Stated exercise:
Reproduce each line that includes the word "text".

Saved data entries
'''

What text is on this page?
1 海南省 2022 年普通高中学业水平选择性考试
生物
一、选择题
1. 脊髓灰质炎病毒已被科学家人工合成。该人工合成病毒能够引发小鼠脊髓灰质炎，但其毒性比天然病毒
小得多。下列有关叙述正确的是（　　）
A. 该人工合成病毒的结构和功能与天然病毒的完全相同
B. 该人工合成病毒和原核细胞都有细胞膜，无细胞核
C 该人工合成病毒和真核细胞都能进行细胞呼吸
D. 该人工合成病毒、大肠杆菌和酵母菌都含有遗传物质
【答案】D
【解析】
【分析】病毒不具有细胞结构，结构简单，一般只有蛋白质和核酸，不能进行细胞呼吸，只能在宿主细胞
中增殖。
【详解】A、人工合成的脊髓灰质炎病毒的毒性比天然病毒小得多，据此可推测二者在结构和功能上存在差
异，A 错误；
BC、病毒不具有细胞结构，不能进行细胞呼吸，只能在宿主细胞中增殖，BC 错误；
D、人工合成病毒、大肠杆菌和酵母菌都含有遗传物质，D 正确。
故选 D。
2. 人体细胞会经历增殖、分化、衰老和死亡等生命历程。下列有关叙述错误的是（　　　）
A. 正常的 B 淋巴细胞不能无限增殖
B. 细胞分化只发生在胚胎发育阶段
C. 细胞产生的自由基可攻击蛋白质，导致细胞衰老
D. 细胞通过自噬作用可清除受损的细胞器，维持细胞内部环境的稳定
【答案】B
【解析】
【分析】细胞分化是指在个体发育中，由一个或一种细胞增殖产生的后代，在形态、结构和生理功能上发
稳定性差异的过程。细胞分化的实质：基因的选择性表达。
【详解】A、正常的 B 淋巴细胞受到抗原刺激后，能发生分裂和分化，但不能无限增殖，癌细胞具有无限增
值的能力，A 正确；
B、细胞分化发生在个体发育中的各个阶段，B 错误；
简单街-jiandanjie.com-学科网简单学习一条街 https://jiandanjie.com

'''
'''

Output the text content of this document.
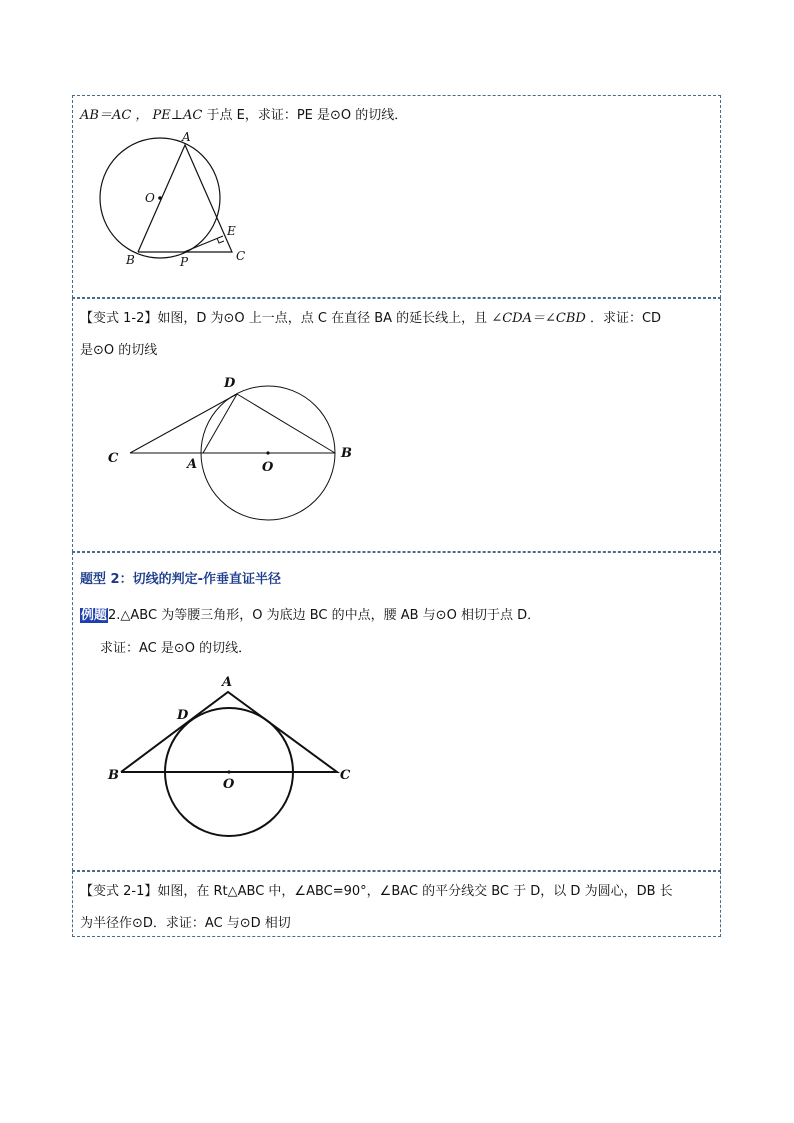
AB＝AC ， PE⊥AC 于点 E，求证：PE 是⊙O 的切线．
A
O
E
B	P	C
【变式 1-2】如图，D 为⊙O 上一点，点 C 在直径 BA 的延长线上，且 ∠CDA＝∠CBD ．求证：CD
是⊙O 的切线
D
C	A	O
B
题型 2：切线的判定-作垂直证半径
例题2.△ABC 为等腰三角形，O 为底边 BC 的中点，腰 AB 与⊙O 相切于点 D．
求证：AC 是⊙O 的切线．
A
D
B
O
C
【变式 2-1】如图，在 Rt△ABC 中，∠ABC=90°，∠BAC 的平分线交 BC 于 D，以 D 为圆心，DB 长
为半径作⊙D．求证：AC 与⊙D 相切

'''

Response to this exercise:
What text is on this page?
Output the text content of this document.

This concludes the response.